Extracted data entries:

────

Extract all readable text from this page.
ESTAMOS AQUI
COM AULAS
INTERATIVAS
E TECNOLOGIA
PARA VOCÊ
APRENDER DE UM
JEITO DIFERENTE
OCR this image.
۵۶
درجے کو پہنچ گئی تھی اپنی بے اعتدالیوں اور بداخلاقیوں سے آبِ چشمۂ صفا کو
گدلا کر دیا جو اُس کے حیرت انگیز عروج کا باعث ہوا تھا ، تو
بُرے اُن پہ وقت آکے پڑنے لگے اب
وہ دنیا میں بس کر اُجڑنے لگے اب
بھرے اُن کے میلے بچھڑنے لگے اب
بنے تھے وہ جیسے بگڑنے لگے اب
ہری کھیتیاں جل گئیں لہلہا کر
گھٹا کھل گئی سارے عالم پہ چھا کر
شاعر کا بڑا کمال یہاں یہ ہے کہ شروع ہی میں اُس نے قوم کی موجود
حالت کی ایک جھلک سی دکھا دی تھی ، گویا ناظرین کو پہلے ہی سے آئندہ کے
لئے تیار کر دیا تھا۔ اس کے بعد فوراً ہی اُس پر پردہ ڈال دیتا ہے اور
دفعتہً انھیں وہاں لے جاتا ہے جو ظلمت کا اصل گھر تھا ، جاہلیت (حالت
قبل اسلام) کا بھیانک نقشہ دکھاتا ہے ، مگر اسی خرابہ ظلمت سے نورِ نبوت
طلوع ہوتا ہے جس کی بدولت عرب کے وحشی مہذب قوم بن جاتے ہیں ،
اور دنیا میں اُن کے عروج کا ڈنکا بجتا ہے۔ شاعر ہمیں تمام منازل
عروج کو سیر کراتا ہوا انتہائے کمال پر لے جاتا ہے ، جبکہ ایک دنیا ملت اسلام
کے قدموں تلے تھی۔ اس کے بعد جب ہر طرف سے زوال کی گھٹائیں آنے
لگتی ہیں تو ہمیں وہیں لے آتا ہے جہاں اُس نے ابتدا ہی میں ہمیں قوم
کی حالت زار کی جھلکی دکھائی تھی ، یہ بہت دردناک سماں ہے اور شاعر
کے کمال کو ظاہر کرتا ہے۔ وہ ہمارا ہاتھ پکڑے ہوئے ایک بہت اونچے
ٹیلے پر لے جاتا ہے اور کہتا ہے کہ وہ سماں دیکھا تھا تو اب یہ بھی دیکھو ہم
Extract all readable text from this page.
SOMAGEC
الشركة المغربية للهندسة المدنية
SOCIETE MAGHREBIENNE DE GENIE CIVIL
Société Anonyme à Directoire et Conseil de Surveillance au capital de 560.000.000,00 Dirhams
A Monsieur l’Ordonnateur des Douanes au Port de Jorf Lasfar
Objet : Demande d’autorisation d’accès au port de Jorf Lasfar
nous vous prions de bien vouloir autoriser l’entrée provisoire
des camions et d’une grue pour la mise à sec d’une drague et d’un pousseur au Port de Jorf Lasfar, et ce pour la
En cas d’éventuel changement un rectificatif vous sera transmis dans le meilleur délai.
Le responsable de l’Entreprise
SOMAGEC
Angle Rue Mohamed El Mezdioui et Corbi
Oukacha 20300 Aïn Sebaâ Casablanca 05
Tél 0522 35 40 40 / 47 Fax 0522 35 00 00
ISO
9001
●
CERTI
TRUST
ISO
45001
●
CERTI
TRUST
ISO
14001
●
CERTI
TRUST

────

- [What to produce]:
Copy out the full material exactly as it appears.

- [Exercise response]:
Extract all readable text from this page.
ESTAMOS AQUI
COM AULAS
INTERATIVAS
E TECNOLOGIA
PARA VOCÊ
APRENDER DE UM
JEITO DIFERENTE
OCR this image.
۵۶
درجے کو پہنچ گئی تھی اپنی بے اعتدالیوں اور بداخلاقیوں سے آبِ چشمۂ صفا کو
گدلا کر دیا جو اُس کے حیرت انگیز عروج کا باعث ہوا تھا ، تو
بُرے اُن پہ وقت آکے پڑنے لگے اب
وہ دنیا میں بس کر اُجڑنے لگے اب
بھرے اُن کے میلے بچھڑنے لگے اب
بنے تھے وہ جیسے بگڑنے لگے اب
ہری کھیتیاں جل گئیں لہلہا کر
گھٹا کھل گئی سارے عالم پہ چھا کر
شاعر کا بڑا کمال یہاں یہ ہے کہ شروع ہی میں اُس نے قوم کی موجود
حالت کی ایک جھلک سی دکھا دی تھی ، گویا ناظرین کو پہلے ہی سے آئندہ کے
لئے تیار کر دیا تھا۔ اس کے بعد فوراً ہی اُس پر پردہ ڈال دیتا ہے اور
دفعتہً انھیں وہاں لے جاتا ہے جو ظلمت کا اصل گھر تھا ، جاہلیت (حالت
قبل اسلام) کا بھیانک نقشہ دکھاتا ہے ، مگر اسی خرابہ ظلمت سے نورِ نبوت
طلوع ہوتا ہے جس کی بدولت عرب کے وحشی مہذب قوم بن جاتے ہیں ،
اور دنیا میں اُن کے عروج کا ڈنکا بجتا ہے۔ شاعر ہمیں تمام منازل
عروج کو سیر کراتا ہوا انتہائے کمال پر لے جاتا ہے ، جبکہ ایک دنیا ملت اسلام
کے قدموں تلے تھی۔ اس کے بعد جب ہر طرف سے زوال کی گھٹائیں آنے
لگتی ہیں تو ہمیں وہیں لے آتا ہے جہاں اُس نے ابتدا ہی میں ہمیں قوم
کی حالت زار کی جھلکی دکھائی تھی ، یہ بہت دردناک سماں ہے اور شاعر
کے کمال کو ظاہر کرتا ہے۔ وہ ہمارا ہاتھ پکڑے ہوئے ایک بہت اونچے
ٹیلے پر لے جاتا ہے اور کہتا ہے کہ وہ سماں دیکھا تھا تو اب یہ بھی دیکھو ہم
Extract all readable text from this page.
SOMAGEC
الشركة المغربية للهندسة المدنية
SOCIETE MAGHREBIENNE DE GENIE CIVIL
Société Anonyme à Directoire et Conseil de Surveillance au capital de 560.000.000,00 Dirhams
A Monsieur l’Ordonnateur des Douanes au Port de Jorf Lasfar
Objet : Demande d’autorisation d’accès au port de Jorf Lasfar
nous vous prions de bien vouloir autoriser l’entrée provisoire
des camions et d’une grue pour la mise à sec d’une drague et d’un pousseur au Port de Jorf Lasfar, et ce pour la
En cas d’éventuel changement un rectificatif vous sera transmis dans le meilleur délai.
Le responsable de l’Entreprise
SOMAGEC
Angle Rue Mohamed El Mezdioui et Corbi
Oukacha 20300 Aïn Sebaâ Casablanca 05
Tél 0522 35 40 40 / 47 Fax 0522 35 00 00
ISO
9001
●
CERTI
TRUST
ISO
45001
●
CERTI
TRUST
ISO
14001
●
CERTI
TRUST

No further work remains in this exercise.